▼

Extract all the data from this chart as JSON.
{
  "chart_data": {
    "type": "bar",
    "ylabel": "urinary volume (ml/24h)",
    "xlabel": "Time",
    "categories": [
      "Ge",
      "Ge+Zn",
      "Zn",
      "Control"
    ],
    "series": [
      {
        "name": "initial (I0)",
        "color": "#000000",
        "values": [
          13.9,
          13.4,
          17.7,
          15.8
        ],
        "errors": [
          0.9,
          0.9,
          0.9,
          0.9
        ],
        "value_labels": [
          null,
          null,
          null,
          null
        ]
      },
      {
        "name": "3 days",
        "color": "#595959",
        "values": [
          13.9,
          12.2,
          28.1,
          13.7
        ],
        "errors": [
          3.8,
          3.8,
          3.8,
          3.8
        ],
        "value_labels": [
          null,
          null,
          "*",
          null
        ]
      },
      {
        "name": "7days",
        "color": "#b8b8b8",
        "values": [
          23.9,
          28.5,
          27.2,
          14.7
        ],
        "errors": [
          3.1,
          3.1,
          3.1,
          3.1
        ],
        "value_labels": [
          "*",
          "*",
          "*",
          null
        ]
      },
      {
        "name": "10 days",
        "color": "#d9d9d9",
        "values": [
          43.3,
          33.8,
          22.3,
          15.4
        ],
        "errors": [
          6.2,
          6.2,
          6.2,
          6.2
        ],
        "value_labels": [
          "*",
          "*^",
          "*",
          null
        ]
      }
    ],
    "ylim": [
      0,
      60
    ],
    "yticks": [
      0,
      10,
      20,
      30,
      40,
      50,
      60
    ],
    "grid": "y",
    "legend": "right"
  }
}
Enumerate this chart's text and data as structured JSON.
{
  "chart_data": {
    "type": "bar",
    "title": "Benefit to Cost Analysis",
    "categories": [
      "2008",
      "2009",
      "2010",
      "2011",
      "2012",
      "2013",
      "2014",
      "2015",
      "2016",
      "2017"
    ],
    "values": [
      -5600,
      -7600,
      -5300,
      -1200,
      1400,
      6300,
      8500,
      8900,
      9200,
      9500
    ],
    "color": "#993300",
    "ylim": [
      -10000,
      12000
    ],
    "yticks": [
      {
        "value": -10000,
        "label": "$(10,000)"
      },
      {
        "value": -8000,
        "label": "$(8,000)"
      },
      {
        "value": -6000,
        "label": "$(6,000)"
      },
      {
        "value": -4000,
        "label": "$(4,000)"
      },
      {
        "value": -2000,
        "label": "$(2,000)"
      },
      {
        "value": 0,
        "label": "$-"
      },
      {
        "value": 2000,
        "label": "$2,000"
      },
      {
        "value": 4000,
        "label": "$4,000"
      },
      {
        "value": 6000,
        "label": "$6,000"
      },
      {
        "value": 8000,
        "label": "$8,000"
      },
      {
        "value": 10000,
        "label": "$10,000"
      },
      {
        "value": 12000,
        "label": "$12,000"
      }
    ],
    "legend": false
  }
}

▲

**Written instruction**
The lines above should be duplicated exactly.

**Answer for this exercise**
Extract all the data from this chart as JSON.
{
  "chart_data": {
    "type": "bar",
    "ylabel": "urinary volume (ml/24h)",
    "xlabel": "Time",
    "categories": [
      "Ge",
      "Ge+Zn",
      "Zn",
      "Control"
    ],
    "series": [
      {
        "name": "initial (I0)",
        "color": "#000000",
        "values": [
          13.9,
          13.4,
          17.7,
          15.8
        ],
        "errors": [
          0.9,
          0.9,
          0.9,
          0.9
        ],
        "value_labels": [
          null,
          null,
          null,
          null
        ]
      },
      {
        "name": "3 days",
        "color": "#595959",
        "values": [
          13.9,
          12.2,
          28.1,
          13.7
        ],
        "errors": [
          3.8,
          3.8,
          3.8,
          3.8
        ],
        "value_labels": [
          null,
          null,
          "*",
          null
        ]
      },
      {
        "name": "7days",
        "color": "#b8b8b8",
        "values": [
          23.9,
          28.5,
          27.2,
          14.7
        ],
        "errors": [
          3.1,
          3.1,
          3.1,
          3.1
        ],
        "value_labels": [
          "*",
          "*",
          "*",
          null
        ]
      },
      {
        "name": "10 days",
        "color": "#d9d9d9",
        "values": [
          43.3,
          33.8,
          22.3,
          15.4
        ],
        "errors": [
          6.2,
          6.2,
          6.2,
          6.2
        ],
        "value_labels": [
          "*",
          "*^",
          "*",
          null
        ]
      }
    ],
    "ylim": [
      0,
      60
    ],
    "yticks": [
      0,
      10,
      20,
      30,
      40,
      50,
      60
    ],
    "grid": "y",
    "legend": "right"
  }
}
Enumerate this chart's text and data as structured JSON.
{
  "chart_data": {
    "type": "bar",
    "title": "Benefit to Cost Analysis",
    "categories": [
      "2008",
      "2009",
      "2010",
      "2011",
      "2012",
      "2013",
      "2014",
      "2015",
      "2016",
      "2017"
    ],
    "values": [
      -5600,
      -7600,
      -5300,
      -1200,
      1400,
      6300,
      8500,
      8900,
      9200,
      9500
    ],
    "color": "#993300",
    "ylim": [
      -10000,
      12000
    ],
    "yticks": [
      {
        "value": -10000,
        "label": "$(10,000)"
      },
      {
        "value": -8000,
        "label": "$(8,000)"
      },
      {
        "value": -6000,
        "label": "$(6,000)"
      },
      {
        "value": -4000,
        "label": "$(4,000)"
      },
      {
        "value": -2000,
        "label": "$(2,000)"
      },
      {
        "value": 0,
        "label": "$-"
      },
      {
        "value": 2000,
        "label": "$2,000"
      },
      {
        "value": 4000,
        "label": "$4,000"
      },
      {
        "value": 6000,
        "label": "$6,000"
      },
      {
        "value": 8000,
        "label": "$8,000"
      },
      {
        "value": 10000,
        "label": "$10,000"
      },
      {
        "value": 12000,
        "label": "$12,000"
      }
    ],
    "legend": false
  }
}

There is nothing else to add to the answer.